▶ [TEXT SEGMENT]
He eases into the center lane, then the right and asks for speed.

“All this started because an awards dinner is boring as hell unless you’re gettin’ an award,” he says. “So that’s what started me years ago tryin’ to throw a little humor into these things, and lighten these things up. So now that I’m known for that, I’m expected to do it. Now I have to do it.

“So here’s the deal: Up there [at Saratoga], I can use a lot of my old stuff because it’ll be virgin ears. You know how you buy a CD, The Best of Andy Williams? This’ll be the best of Leatherbury. I’m not gonna go through the stuff that only gets a small laugh. But I also can’t take for granted that I’m just gonna go up there and do some shtick. I’ve got to build that in gently and say how serious this is. So that is a fine line there I’m gonna have to work out. This is the highest honor you can get in our industry, so I’ve got to acknowledge that–how much it means to me. I’m very honored.”

Whatever Leatherbury packs for Sara­toga, assistant trainer Avon Thorpe suggests, his best material is sure to go along. “He’s always laughin’ and jokin’,” Thorpe says. “He’s always got a story to tell you.”

Since 1991, Thorpe has sampled the Leatherbury repertoire, often from a distance. By the time Thorpe came aboard, a recent Maryland rule allowing telephone use in racetrack barns encouraged Leatherbury to leave the stables altogether and work from home.

He established training schedules there for 40 horses at Pimlico and 40 more at Laurel, scoured Jerry Brown’s Thoro-Graph sheets for potential claims and wagers, and established a hierarchy in which exercise riders reported to assistant trainers and assistant trainers to him. Swapping racetrack yarns with other trainers made for levity and good appearances, Leatherbury said, but insight grew more from an exercise rider’s tactile sensations than a trainer’s long-range vision.

So Thorpe implements Leatherbury’s spoken edicts, ad-libbing when circumstances dictate, and relishes “the best friend I ever had.”

“He’ll teach you a lot and then pretty much test you on stuff,” says Thorpe, 42. “It’s amazing. He trusts your opinion. I could go on and on. Business-wise, he’s the mellowest person I’ve ever seen. All the years I’ve been with him, I’ve seen him get mad maybe twice.”

But the stories keep coming.

Leatherbury 0815 2Leatherbury 0815 3
Left: Leatherbury with his father Taylor (right) and a stable pony. Right: Leatherbury and then stalwart campaigner Port Conway Lane, who won 52 races for several trainers.

“He once had an old Chevy,” Thorpe says, “and he had to blow it out goin’ down the hill to get it goin’ up the hill. So there he is, pickin’ up speed, then blows it out goin’ down the hill and passes a police [car] chasin’ another car. He makes it up the hill, glad that he did, and the police pull him over and let the other car go.”

▶ [DATA PROVIDED]

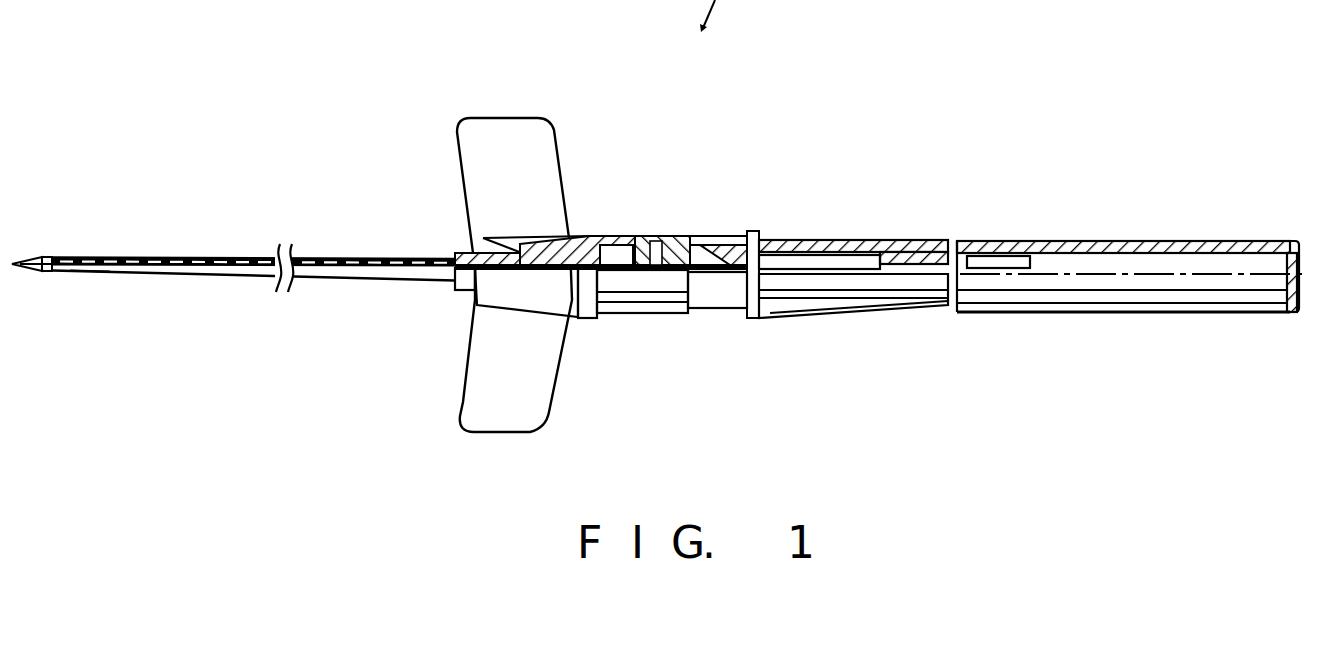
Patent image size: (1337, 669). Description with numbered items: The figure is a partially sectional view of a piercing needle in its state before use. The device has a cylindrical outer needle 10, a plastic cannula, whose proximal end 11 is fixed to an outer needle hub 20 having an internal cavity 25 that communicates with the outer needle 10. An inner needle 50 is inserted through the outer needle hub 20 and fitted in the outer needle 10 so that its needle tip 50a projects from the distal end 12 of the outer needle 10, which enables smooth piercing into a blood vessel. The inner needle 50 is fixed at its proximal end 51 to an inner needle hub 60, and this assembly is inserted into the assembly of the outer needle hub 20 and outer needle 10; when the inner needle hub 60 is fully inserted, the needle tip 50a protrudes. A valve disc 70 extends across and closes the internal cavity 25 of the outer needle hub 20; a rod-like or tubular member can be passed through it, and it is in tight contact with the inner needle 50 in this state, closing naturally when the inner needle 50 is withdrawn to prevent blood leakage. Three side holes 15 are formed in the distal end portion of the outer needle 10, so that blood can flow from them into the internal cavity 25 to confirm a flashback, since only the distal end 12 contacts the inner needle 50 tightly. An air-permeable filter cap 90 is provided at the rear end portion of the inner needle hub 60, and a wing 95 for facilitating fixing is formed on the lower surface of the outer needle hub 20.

▶ [REQUESTS]
(1) List every person named in the passage about Leatherbury.
(2) According to the passage about Leatherbury, for how many horses at Pimlico did he set training schedules from home?

▶ [WORKED SOLUTIONS]
(1)
Leatherbury
Andy Williams
Avon Thorpe
Jerry Brown
Taylor, Leatherbury's father

(2) 40 horses.